* Stated problem *
Scan the lines and state how many carry "török". Leave out everything but the number.

[Collected data]
****

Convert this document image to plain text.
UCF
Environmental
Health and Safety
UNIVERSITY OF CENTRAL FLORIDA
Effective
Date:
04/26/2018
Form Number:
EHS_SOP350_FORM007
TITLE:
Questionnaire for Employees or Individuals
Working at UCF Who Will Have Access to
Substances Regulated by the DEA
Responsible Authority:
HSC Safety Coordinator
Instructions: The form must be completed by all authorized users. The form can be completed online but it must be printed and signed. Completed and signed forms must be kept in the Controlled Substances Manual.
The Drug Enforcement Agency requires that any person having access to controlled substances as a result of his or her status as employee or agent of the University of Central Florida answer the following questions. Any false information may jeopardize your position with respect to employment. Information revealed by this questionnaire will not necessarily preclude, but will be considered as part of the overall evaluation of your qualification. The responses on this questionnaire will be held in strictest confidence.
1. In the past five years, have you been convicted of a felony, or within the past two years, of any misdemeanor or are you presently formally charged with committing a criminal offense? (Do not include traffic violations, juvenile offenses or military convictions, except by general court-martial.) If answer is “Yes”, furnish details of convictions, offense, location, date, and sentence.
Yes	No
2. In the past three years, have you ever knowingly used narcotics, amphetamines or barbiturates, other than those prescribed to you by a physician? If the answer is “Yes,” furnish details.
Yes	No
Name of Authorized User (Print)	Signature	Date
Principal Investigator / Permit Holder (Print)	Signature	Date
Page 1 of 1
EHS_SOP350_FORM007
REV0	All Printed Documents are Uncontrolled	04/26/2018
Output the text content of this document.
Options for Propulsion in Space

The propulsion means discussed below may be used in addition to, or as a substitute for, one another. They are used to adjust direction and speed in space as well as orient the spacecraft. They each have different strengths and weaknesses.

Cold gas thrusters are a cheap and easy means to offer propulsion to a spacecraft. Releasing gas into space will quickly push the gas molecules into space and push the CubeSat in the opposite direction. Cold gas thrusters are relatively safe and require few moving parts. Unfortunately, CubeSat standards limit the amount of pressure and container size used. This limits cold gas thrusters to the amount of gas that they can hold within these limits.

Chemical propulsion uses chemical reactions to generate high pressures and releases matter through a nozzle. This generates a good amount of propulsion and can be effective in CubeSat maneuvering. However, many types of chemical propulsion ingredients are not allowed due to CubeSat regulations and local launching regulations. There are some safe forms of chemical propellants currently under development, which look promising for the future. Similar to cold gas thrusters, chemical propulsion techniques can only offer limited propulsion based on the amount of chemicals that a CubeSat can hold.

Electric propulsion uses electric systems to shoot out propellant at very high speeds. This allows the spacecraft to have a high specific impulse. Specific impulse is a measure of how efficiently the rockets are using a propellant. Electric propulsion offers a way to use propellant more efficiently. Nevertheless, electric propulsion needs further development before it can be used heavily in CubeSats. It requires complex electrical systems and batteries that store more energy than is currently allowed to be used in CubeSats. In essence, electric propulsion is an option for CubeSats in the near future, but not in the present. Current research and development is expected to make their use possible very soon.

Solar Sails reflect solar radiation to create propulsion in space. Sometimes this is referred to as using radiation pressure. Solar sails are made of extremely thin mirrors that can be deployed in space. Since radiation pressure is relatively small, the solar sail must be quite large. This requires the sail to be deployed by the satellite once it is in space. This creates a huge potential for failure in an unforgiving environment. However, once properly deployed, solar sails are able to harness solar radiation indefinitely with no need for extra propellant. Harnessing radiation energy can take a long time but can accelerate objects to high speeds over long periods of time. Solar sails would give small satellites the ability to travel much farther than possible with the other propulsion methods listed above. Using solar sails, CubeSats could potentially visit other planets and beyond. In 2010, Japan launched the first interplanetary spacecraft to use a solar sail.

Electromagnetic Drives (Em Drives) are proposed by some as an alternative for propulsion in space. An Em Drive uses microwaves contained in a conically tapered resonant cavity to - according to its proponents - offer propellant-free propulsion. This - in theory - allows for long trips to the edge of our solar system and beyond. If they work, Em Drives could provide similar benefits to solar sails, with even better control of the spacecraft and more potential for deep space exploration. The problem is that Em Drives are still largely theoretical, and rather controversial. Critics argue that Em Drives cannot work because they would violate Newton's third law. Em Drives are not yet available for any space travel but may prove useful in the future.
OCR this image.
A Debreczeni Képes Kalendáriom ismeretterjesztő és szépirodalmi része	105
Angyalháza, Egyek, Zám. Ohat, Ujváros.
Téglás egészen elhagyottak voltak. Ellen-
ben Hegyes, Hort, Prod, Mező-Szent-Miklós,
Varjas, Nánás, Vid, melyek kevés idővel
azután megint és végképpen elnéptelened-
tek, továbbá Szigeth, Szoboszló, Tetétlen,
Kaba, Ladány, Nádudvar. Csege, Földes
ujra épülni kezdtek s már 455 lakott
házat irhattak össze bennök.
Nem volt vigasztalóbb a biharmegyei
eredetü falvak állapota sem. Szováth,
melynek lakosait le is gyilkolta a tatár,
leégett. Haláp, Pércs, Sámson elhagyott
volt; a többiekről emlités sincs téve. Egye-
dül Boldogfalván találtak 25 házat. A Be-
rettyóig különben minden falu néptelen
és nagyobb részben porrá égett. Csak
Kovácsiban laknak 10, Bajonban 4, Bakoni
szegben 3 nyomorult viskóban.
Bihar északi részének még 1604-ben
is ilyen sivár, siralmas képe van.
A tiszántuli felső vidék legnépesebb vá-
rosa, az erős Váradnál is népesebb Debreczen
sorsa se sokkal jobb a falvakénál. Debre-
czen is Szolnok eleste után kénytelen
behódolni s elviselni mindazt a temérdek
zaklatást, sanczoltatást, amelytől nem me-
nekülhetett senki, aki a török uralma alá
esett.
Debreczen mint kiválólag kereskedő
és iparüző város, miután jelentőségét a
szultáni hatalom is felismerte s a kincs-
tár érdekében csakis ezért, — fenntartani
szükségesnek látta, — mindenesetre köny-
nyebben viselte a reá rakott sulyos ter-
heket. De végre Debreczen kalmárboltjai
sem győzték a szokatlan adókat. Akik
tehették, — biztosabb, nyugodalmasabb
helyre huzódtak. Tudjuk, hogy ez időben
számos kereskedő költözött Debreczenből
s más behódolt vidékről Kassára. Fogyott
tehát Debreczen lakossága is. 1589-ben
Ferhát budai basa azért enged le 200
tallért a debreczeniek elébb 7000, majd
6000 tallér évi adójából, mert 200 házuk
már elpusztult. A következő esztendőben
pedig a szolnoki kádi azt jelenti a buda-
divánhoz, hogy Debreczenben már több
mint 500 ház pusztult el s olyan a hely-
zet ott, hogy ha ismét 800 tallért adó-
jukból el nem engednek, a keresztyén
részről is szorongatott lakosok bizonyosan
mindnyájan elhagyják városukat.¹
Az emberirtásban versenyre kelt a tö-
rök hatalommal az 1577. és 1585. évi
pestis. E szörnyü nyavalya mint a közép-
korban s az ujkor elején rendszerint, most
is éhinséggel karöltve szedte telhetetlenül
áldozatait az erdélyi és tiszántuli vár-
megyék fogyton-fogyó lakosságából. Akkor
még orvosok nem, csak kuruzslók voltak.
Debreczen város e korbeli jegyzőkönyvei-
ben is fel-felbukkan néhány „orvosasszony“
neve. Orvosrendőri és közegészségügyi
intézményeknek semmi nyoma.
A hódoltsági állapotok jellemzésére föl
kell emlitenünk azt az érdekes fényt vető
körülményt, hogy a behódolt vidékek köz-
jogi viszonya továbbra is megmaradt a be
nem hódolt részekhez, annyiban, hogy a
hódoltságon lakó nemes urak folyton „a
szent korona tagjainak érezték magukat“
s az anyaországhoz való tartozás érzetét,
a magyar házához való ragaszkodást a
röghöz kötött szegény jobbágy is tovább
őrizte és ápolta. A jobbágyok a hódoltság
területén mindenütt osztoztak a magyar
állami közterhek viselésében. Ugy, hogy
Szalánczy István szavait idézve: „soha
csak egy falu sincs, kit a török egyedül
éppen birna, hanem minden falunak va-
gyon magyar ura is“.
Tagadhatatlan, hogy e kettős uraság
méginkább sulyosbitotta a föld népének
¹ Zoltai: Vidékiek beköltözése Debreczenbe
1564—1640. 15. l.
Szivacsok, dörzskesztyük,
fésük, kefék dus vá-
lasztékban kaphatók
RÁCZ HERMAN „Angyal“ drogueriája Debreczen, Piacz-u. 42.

****

* Exercise answer *
2